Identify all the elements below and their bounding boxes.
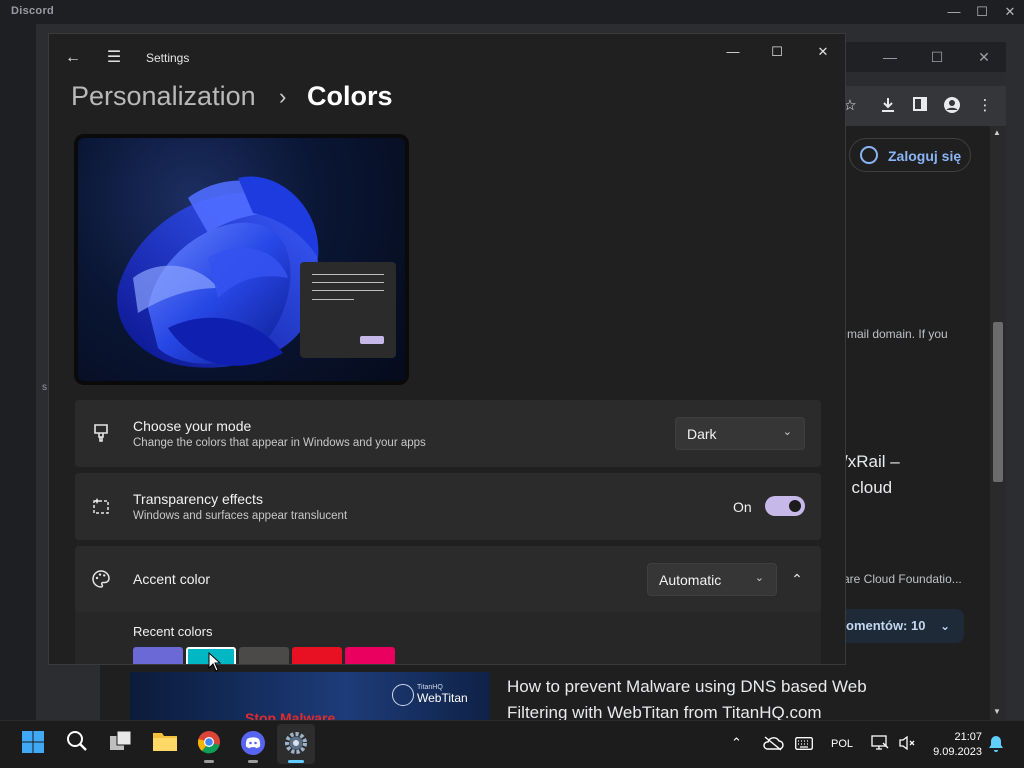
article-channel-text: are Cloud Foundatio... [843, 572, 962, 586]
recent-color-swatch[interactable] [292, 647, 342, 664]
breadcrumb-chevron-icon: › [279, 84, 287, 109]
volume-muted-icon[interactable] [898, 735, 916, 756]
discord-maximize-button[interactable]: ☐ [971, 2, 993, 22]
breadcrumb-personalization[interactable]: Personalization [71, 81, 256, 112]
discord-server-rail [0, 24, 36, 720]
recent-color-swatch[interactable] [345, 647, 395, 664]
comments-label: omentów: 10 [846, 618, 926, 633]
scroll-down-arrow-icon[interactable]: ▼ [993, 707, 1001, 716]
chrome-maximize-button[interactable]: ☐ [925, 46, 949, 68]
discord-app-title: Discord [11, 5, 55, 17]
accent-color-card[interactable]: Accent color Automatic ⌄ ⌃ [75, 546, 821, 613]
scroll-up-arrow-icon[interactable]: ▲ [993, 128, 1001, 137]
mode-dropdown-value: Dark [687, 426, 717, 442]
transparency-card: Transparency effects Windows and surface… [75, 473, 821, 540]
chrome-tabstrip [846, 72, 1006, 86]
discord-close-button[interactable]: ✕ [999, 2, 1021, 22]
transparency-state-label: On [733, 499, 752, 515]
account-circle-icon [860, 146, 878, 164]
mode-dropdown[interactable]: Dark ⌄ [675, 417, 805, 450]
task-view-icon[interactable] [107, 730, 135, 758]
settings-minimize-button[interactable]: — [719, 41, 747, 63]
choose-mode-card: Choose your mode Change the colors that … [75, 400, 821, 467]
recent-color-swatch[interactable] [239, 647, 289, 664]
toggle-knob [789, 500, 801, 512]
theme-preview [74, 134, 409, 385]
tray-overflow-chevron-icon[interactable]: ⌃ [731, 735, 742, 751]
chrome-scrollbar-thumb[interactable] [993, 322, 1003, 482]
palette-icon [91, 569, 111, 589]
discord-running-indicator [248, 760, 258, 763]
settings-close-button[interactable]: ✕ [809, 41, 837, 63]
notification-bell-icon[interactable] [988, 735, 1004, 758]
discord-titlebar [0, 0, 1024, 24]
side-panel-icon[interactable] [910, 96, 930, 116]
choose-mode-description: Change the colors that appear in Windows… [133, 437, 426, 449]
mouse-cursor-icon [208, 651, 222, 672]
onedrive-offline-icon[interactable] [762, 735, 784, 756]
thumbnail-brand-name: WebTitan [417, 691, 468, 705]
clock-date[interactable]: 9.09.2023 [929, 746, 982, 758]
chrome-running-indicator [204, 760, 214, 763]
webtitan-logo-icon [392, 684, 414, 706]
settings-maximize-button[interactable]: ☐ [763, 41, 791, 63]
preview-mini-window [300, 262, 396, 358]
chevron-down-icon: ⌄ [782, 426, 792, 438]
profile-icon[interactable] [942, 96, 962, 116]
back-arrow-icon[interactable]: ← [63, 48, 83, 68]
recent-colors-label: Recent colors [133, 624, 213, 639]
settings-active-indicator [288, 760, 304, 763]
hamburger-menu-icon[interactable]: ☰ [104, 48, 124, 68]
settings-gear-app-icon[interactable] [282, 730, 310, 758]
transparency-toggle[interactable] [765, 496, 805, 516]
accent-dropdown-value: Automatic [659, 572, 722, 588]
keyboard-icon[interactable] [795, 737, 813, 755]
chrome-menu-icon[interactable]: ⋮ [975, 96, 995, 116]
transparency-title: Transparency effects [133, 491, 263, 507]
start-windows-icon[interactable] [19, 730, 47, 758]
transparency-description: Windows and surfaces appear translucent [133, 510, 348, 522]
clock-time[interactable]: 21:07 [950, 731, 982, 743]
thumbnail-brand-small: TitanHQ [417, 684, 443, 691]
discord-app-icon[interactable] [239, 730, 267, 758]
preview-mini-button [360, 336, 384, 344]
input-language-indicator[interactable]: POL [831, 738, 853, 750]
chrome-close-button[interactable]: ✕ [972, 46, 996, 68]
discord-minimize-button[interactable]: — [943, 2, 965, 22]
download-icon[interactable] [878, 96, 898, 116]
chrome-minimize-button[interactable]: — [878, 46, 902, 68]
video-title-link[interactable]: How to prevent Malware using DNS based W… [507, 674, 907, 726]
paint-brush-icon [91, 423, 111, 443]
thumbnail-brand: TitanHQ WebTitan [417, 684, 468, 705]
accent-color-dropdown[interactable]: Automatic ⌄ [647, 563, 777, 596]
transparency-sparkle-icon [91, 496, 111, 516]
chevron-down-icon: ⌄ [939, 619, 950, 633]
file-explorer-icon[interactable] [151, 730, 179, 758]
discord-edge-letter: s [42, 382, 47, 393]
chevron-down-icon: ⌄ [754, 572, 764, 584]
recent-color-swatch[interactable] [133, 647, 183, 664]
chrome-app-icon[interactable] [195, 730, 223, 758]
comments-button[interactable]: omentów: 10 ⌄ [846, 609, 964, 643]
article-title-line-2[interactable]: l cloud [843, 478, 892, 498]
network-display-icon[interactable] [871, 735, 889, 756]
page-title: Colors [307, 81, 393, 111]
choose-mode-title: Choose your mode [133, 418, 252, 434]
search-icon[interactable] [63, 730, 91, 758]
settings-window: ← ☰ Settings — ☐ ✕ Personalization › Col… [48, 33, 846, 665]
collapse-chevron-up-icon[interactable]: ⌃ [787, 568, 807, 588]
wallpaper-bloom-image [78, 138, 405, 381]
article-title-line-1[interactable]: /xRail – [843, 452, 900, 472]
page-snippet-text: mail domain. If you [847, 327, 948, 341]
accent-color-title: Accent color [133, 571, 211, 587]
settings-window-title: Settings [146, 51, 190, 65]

· · · · · · ·

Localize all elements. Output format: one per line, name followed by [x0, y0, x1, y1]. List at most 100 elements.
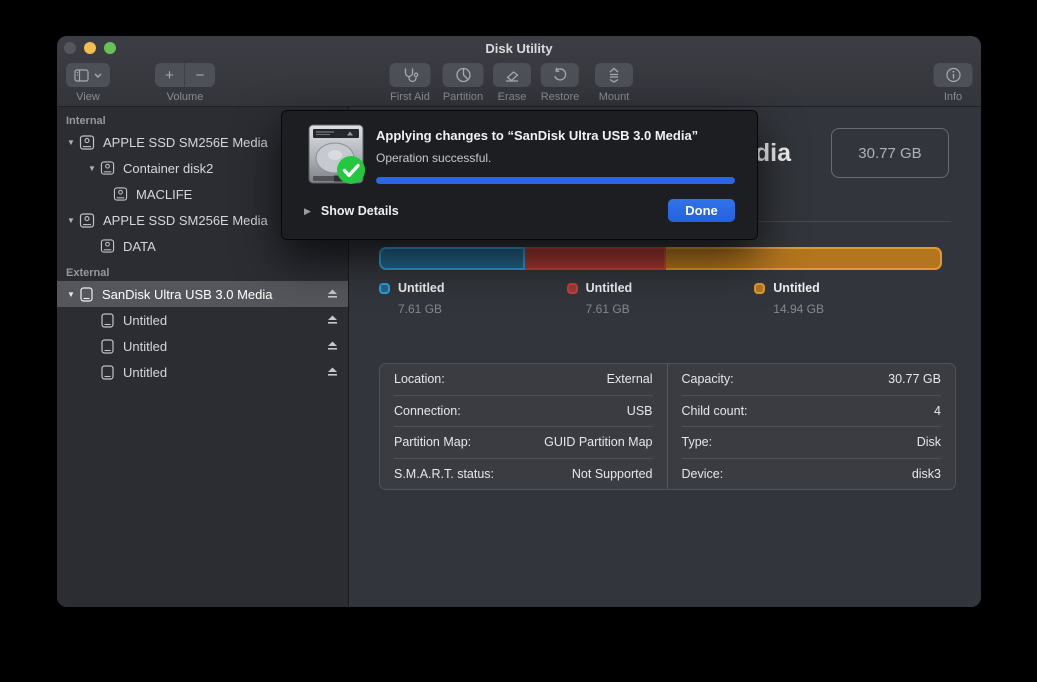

· · · · · · ·

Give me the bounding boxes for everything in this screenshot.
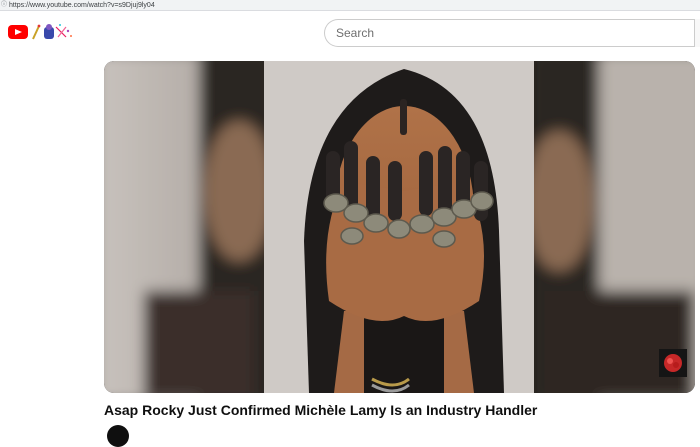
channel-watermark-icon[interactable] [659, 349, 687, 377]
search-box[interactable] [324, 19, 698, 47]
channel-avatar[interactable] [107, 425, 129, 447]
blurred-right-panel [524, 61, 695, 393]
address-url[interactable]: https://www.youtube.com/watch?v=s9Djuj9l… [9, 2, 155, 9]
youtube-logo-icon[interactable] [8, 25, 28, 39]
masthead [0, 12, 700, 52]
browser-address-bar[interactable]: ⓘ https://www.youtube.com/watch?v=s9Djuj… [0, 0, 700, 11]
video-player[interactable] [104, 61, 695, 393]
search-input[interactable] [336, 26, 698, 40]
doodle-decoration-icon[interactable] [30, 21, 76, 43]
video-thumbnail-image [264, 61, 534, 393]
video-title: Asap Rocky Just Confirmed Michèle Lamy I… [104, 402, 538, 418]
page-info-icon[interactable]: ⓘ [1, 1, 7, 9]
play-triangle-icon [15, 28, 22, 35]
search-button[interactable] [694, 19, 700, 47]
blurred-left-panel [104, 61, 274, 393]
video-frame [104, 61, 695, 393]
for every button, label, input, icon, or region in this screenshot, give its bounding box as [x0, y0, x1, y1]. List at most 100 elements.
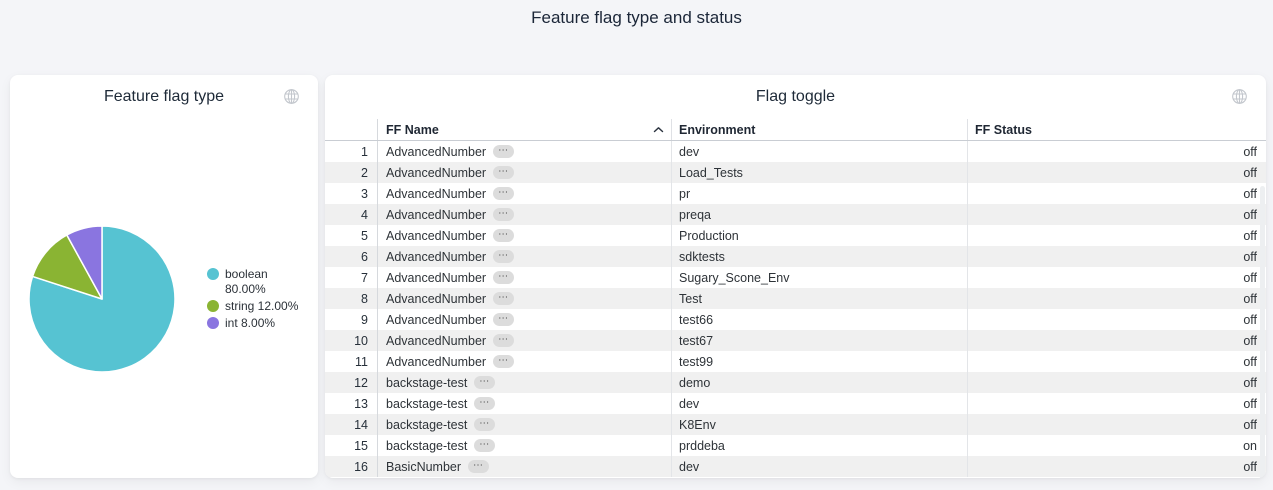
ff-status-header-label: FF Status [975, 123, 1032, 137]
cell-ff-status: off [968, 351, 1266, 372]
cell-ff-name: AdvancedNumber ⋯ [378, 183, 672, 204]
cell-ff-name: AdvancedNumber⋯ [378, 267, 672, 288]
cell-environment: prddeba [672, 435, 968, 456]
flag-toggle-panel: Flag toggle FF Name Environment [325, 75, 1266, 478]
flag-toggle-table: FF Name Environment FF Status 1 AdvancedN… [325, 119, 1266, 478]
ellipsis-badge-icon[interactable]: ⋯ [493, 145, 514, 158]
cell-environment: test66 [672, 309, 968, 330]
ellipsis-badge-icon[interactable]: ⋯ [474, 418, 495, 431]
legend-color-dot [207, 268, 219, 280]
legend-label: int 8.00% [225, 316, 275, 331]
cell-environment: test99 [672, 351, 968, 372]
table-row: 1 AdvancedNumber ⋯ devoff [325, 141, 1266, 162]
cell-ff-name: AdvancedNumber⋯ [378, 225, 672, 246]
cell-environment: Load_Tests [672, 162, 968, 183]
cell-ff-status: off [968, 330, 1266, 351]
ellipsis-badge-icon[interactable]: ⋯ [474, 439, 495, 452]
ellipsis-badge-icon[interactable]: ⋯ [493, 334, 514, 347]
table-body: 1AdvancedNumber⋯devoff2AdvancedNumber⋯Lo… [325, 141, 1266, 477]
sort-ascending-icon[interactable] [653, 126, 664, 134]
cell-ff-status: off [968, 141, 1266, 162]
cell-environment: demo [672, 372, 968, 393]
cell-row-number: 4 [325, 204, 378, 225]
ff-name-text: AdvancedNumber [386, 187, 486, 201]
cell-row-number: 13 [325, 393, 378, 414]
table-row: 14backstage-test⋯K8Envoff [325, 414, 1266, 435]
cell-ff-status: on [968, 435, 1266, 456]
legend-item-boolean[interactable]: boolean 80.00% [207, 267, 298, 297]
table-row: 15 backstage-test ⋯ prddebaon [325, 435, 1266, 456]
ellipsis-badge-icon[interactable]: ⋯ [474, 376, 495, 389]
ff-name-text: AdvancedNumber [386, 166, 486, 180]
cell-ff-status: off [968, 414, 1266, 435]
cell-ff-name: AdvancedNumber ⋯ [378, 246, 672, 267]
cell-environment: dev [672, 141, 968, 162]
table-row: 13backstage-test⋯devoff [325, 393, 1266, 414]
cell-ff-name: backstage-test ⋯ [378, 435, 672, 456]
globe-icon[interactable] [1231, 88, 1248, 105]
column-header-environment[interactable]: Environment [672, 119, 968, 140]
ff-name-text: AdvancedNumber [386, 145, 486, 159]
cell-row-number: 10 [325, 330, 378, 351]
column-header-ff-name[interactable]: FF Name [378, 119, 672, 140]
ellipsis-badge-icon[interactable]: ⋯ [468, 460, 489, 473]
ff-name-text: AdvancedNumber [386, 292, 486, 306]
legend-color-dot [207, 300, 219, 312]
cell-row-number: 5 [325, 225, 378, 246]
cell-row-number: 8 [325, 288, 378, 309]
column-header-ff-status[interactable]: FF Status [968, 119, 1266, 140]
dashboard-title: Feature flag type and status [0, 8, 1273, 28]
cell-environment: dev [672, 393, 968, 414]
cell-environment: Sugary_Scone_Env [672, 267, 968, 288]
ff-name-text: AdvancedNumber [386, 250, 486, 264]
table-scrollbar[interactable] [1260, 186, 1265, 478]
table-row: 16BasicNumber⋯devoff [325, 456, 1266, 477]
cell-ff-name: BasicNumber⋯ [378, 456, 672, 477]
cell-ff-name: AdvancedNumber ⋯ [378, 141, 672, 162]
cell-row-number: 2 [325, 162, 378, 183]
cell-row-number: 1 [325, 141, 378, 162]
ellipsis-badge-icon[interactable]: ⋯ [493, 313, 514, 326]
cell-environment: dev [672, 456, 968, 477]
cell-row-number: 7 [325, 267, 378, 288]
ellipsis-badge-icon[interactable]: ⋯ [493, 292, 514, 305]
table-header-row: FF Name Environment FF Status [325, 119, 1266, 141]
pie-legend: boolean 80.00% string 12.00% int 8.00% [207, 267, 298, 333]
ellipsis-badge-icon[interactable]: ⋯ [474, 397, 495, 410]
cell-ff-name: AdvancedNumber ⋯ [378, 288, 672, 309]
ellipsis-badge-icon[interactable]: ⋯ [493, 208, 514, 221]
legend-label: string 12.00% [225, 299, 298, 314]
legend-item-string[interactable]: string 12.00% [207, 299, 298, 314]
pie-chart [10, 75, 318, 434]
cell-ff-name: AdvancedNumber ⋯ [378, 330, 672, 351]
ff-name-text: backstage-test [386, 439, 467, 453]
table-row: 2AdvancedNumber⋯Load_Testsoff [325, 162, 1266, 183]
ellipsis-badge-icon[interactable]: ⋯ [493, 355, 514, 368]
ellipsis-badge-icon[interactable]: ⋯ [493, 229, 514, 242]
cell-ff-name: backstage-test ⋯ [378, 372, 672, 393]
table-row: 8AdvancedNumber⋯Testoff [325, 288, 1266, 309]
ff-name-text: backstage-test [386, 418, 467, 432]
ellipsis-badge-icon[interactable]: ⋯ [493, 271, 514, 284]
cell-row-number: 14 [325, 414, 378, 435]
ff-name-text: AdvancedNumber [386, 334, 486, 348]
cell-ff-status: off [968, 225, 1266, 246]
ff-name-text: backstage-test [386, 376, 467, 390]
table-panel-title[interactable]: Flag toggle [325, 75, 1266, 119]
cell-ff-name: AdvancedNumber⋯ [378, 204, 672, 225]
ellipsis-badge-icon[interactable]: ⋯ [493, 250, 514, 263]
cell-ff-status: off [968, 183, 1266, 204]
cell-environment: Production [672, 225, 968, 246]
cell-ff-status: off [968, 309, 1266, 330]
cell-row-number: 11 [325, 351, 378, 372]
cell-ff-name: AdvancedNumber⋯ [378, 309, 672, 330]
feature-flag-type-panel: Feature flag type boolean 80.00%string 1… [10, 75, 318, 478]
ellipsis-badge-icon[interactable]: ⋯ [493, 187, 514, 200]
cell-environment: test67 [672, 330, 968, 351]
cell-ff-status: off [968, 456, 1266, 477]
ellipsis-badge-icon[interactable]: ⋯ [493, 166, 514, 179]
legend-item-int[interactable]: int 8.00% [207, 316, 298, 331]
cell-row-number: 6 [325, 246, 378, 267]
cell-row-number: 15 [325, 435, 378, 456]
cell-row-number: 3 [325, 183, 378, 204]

· · · · · · ·

▶ _Exercise_
Copy the items from the line containing "Give me the" through the line containing "doodle-decoration-icon[interactable] [30, 21, 76, 43]", leaving out the picture.

▶ _Answer to the exercise_
Give me the bounding boxes for everything in this screenshot.
channel-watermark-icon[interactable] [659, 349, 687, 377]
search-box[interactable] [324, 19, 698, 47]
channel-avatar[interactable] [107, 425, 129, 447]
blurred-right-panel [524, 61, 695, 393]
address-url[interactable]: https://www.youtube.com/watch?v=s9Djuj9l… [9, 2, 155, 9]
youtube-logo-icon[interactable] [8, 25, 28, 39]
masthead [0, 12, 700, 52]
browser-address-bar[interactable]: ⓘ https://www.youtube.com/watch?v=s9Djuj… [0, 0, 700, 11]
video-player[interactable] [104, 61, 695, 393]
search-input[interactable] [336, 26, 698, 40]
doodle-decoration-icon[interactable] [30, 21, 76, 43]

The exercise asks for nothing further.